**The request:** Return each line containing "Similarity".

Part of a data file:
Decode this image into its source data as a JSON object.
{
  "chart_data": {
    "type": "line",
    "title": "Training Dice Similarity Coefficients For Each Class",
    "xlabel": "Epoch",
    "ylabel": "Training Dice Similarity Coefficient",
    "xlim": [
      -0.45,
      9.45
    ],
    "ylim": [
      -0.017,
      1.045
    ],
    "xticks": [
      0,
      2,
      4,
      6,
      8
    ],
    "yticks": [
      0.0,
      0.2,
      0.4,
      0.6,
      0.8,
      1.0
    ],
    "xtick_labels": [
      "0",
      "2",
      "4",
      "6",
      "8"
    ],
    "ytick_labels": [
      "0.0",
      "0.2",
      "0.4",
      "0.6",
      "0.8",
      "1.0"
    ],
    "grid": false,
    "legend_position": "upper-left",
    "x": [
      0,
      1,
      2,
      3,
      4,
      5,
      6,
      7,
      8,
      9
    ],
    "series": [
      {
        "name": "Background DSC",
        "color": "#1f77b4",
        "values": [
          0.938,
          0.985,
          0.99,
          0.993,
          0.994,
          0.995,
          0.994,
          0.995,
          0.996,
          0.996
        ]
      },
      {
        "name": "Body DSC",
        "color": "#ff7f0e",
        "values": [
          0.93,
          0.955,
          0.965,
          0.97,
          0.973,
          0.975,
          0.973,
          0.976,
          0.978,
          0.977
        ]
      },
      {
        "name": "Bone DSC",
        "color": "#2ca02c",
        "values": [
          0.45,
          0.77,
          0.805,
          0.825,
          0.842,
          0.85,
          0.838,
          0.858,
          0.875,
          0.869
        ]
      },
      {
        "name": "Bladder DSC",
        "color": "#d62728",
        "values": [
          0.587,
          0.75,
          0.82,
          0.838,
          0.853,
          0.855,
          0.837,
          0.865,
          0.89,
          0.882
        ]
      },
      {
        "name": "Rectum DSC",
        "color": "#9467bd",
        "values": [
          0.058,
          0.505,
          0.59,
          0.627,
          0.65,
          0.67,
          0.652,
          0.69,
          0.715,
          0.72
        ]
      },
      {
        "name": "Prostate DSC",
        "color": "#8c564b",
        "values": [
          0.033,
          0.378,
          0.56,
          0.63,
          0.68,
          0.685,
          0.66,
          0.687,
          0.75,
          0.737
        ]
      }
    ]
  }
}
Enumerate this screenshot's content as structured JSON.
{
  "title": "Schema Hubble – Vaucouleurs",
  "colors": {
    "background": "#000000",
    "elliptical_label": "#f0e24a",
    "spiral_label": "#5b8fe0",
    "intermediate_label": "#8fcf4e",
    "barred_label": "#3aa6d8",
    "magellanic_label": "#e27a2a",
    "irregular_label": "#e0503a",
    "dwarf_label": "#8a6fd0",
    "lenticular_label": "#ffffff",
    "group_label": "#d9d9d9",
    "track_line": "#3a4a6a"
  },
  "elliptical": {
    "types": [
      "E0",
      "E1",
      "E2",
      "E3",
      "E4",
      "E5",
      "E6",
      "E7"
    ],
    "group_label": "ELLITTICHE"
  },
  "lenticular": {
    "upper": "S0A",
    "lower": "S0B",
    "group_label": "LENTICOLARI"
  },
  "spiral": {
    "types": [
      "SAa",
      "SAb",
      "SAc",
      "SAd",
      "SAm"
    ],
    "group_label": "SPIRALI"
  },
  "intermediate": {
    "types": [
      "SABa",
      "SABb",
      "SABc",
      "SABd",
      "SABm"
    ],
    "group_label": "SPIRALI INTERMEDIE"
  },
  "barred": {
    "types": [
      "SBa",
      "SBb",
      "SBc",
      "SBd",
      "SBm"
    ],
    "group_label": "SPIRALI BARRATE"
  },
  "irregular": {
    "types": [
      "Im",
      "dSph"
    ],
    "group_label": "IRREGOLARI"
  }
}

**Solution to the problem:**
    "title": "Training Dice Similarity Coefficients For Each Class",
    "ylabel": "Training Dice Similarity Coefficient",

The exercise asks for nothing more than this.